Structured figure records
╔══
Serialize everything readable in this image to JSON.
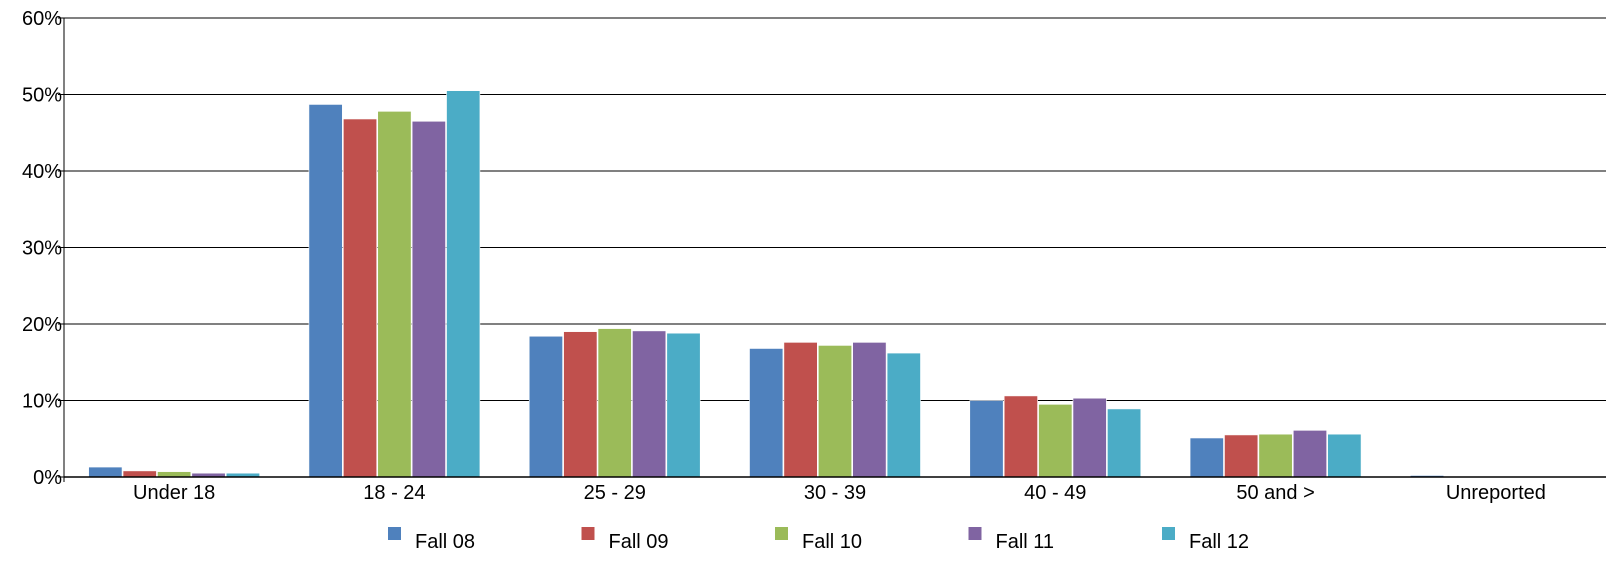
{
  "chart_data": {
    "type": "bar",
    "categories": [
      "Under 18",
      "18 - 24",
      "25 - 29",
      "30 - 39",
      "40 - 49",
      "50 and >",
      "Unreported"
    ],
    "series": [
      {
        "name": "Fall 08",
        "color": "#4f81bd",
        "values": [
          1.3,
          48.7,
          18.4,
          16.8,
          10.0,
          5.1,
          0.2
        ]
      },
      {
        "name": "Fall 09",
        "color": "#c0504d",
        "values": [
          0.8,
          46.8,
          19.0,
          17.6,
          10.6,
          5.5,
          0.1
        ]
      },
      {
        "name": "Fall 10",
        "color": "#9bbb59",
        "values": [
          0.7,
          47.8,
          19.4,
          17.2,
          9.5,
          5.6,
          0.1
        ]
      },
      {
        "name": "Fall 11",
        "color": "#8064a2",
        "values": [
          0.5,
          46.5,
          19.1,
          17.6,
          10.3,
          6.1,
          0.1
        ]
      },
      {
        "name": "Fall 12",
        "color": "#4bacc6",
        "values": [
          0.5,
          50.5,
          18.8,
          16.2,
          8.9,
          5.6,
          0.1
        ]
      }
    ],
    "yticks": [
      "0%",
      "10%",
      "20%",
      "30%",
      "40%",
      "50%",
      "60%"
    ],
    "ylim": [
      0,
      60
    ],
    "grid": true,
    "legend_position": "bottom",
    "title": "",
    "xlabel": "",
    "ylabel": ""
  }
}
╚══
*YOUR GOAL*: Without the pictures, write out the whole listing above exactly as it appears.

*EXPECTED ANSWER*:
Serialize everything readable in this image to JSON.
{
  "chart_data": {
    "type": "bar",
    "categories": [
      "Under 18",
      "18 - 24",
      "25 - 29",
      "30 - 39",
      "40 - 49",
      "50 and >",
      "Unreported"
    ],
    "series": [
      {
        "name": "Fall 08",
        "color": "#4f81bd",
        "values": [
          1.3,
          48.7,
          18.4,
          16.8,
          10.0,
          5.1,
          0.2
        ]
      },
      {
        "name": "Fall 09",
        "color": "#c0504d",
        "values": [
          0.8,
          46.8,
          19.0,
          17.6,
          10.6,
          5.5,
          0.1
        ]
      },
      {
        "name": "Fall 10",
        "color": "#9bbb59",
        "values": [
          0.7,
          47.8,
          19.4,
          17.2,
          9.5,
          5.6,
          0.1
        ]
      },
      {
        "name": "Fall 11",
        "color": "#8064a2",
        "values": [
          0.5,
          46.5,
          19.1,
          17.6,
          10.3,
          6.1,
          0.1
        ]
      },
      {
        "name": "Fall 12",
        "color": "#4bacc6",
        "values": [
          0.5,
          50.5,
          18.8,
          16.2,
          8.9,
          5.6,
          0.1
        ]
      }
    ],
    "yticks": [
      "0%",
      "10%",
      "20%",
      "30%",
      "40%",
      "50%",
      "60%"
    ],
    "ylim": [
      0,
      60
    ],
    "grid": true,
    "legend_position": "bottom",
    "title": "",
    "xlabel": "",
    "ylabel": ""
  }
}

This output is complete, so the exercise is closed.